§ DIRECTIVE: Show each line of the data below that has the string "Issue" in it.

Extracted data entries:
------------------------------------------------------------

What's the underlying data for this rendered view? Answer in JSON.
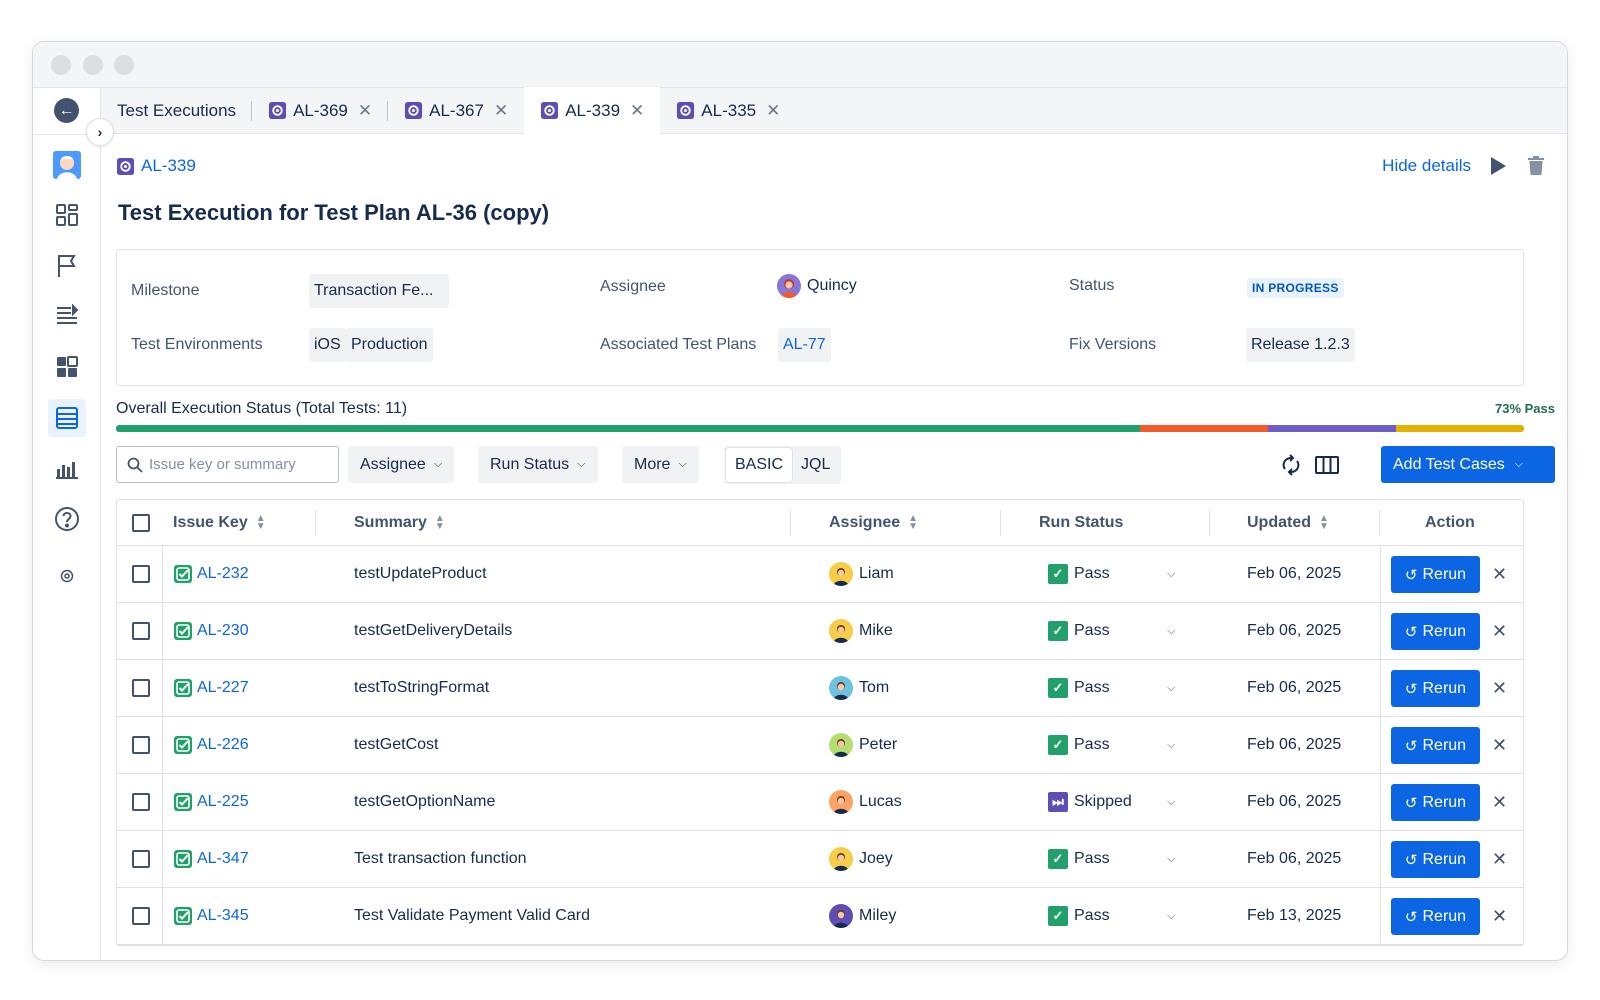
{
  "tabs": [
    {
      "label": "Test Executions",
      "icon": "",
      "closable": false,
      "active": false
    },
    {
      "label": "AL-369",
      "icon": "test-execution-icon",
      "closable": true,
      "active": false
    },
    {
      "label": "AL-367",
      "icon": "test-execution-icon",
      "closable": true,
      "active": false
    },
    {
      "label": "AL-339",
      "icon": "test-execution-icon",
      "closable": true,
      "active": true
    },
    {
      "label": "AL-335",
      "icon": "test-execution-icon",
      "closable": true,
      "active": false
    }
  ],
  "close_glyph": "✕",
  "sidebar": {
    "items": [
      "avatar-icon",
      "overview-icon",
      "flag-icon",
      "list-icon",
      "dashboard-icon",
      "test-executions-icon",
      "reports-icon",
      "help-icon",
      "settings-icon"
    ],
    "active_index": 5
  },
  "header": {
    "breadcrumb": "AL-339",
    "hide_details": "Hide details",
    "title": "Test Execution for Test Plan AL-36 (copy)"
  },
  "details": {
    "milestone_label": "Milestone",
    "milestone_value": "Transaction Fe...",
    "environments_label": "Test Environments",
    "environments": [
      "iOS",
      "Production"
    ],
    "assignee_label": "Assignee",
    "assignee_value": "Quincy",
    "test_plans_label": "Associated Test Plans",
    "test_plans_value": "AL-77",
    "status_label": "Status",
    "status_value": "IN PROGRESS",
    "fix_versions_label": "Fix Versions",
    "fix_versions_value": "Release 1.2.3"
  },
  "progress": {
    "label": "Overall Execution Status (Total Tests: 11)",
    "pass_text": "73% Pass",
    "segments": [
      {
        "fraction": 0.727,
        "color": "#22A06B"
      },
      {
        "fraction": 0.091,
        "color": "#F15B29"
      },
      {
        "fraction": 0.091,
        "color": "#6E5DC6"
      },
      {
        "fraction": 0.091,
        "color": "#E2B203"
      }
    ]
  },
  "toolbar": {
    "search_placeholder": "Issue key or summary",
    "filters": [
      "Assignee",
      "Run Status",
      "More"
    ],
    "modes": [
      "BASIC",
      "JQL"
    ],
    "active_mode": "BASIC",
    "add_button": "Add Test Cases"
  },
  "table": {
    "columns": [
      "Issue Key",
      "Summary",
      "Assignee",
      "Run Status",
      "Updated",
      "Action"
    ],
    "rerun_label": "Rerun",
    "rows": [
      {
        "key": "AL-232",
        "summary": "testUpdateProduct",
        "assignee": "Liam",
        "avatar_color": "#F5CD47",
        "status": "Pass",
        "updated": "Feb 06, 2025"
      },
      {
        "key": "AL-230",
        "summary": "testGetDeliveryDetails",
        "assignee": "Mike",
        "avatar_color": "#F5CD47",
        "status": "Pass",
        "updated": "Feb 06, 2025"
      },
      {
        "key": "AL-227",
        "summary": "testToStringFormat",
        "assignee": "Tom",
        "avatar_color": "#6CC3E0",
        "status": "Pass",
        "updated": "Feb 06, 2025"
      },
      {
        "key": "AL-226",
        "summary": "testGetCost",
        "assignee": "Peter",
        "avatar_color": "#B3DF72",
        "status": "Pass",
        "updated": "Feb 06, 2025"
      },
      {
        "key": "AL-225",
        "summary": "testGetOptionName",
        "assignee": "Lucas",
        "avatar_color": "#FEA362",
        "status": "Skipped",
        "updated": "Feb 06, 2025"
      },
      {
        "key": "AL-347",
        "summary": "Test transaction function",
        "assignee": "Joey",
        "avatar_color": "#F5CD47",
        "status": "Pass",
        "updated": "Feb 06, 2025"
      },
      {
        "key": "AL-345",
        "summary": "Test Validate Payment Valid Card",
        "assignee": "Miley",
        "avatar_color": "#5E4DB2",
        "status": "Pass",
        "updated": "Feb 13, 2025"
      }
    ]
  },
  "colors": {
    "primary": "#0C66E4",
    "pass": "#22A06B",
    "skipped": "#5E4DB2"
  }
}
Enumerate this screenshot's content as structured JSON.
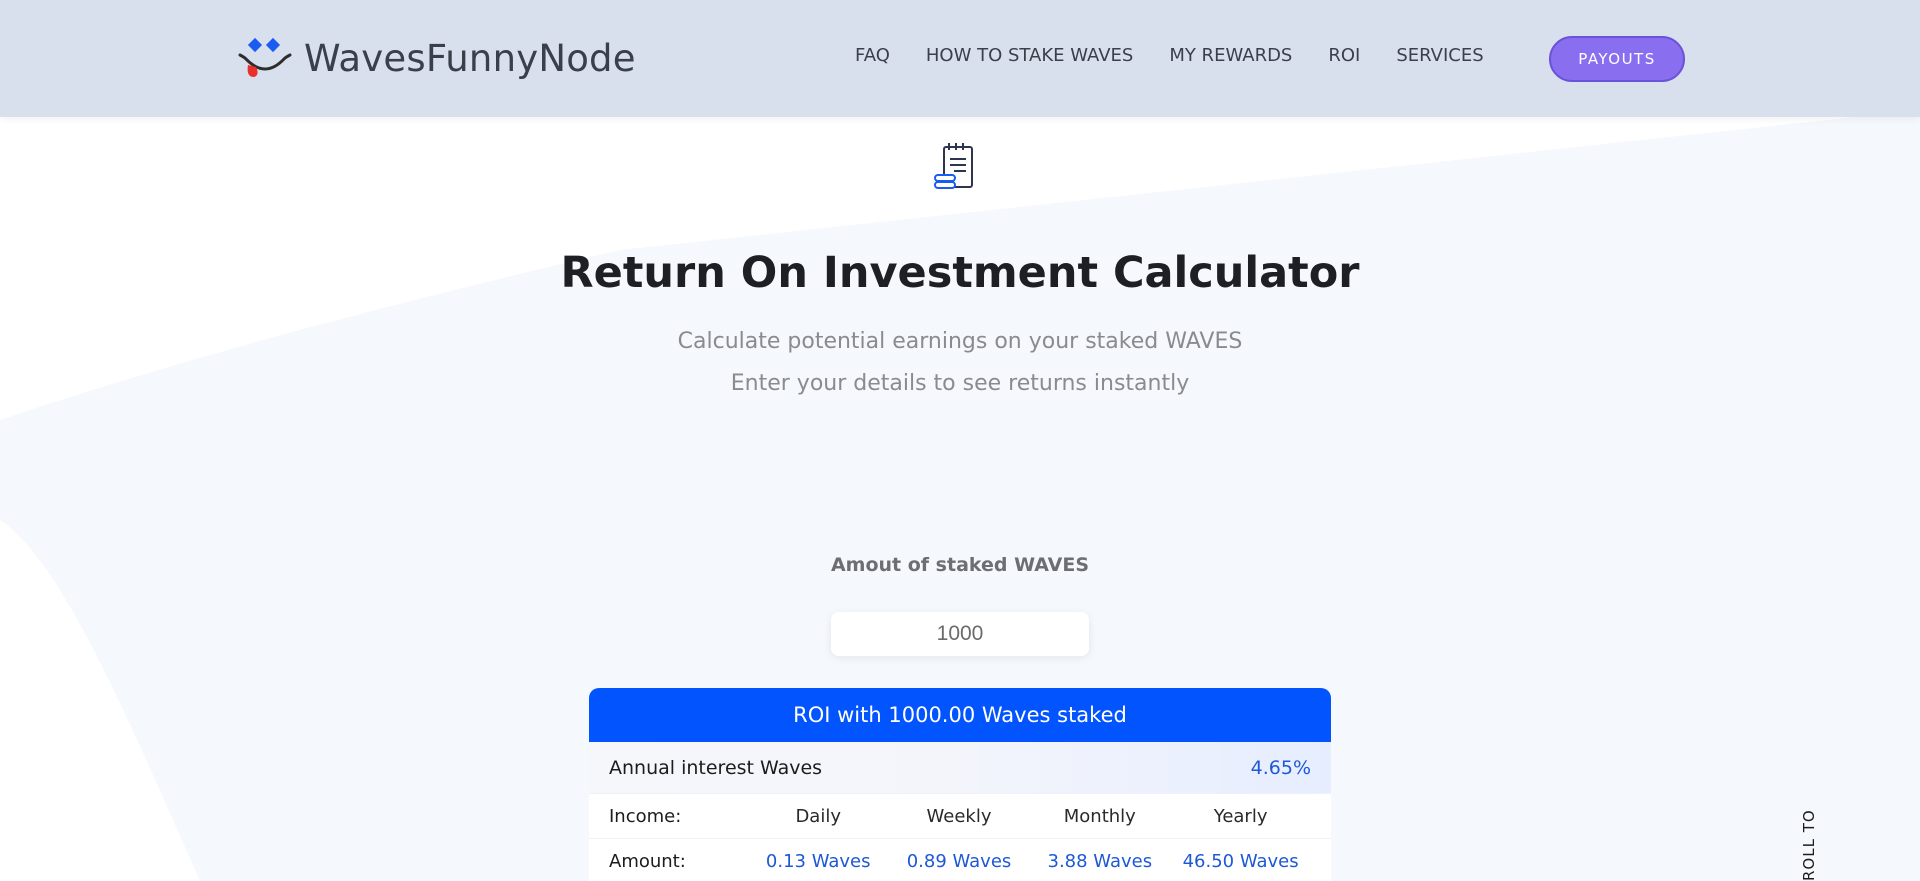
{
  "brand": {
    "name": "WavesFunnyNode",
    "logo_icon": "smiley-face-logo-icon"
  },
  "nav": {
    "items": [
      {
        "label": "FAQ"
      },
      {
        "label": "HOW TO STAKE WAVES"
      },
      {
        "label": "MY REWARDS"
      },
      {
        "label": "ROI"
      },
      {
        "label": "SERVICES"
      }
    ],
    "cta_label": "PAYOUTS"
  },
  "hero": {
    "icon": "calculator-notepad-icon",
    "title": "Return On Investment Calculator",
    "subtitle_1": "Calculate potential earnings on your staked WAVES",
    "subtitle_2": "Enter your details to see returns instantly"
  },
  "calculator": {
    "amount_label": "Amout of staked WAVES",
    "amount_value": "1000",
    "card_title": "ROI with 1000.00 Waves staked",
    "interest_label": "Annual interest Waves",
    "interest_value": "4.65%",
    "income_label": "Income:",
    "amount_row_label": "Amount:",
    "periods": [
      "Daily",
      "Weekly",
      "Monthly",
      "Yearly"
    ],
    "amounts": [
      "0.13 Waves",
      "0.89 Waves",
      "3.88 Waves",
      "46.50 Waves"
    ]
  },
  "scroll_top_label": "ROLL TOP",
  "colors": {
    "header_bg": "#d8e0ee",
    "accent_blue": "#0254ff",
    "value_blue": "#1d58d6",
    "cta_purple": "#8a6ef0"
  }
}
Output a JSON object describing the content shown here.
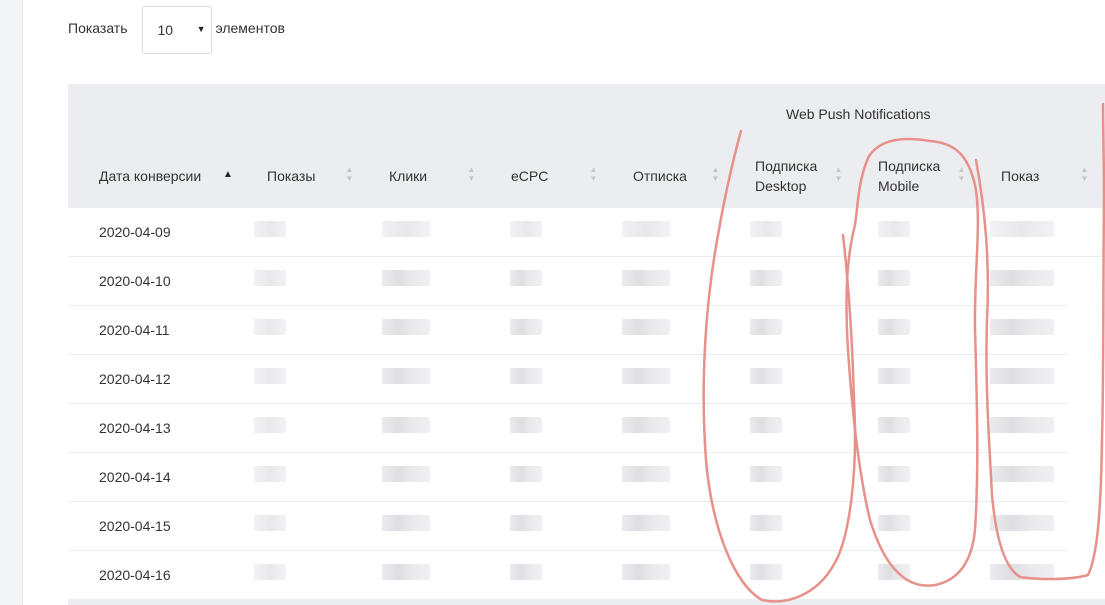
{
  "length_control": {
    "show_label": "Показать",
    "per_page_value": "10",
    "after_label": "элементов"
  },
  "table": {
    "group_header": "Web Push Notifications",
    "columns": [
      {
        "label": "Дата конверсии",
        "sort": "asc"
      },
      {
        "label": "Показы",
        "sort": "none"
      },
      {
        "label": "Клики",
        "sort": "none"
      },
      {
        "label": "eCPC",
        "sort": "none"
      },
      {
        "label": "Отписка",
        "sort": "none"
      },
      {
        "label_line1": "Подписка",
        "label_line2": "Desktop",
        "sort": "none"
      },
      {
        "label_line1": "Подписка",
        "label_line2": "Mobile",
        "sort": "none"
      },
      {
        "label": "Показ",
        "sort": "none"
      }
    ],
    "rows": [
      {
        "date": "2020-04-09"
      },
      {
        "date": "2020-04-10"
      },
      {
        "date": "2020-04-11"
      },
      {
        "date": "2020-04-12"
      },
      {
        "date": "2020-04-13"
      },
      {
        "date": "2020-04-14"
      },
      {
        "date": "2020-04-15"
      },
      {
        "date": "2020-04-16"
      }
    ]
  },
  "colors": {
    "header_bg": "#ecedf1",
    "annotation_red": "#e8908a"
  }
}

------------------------------------------------------------

§ REPLY TO THE TASK:
    "search_placeholder": "Issue key or summary",
      "Issue Key",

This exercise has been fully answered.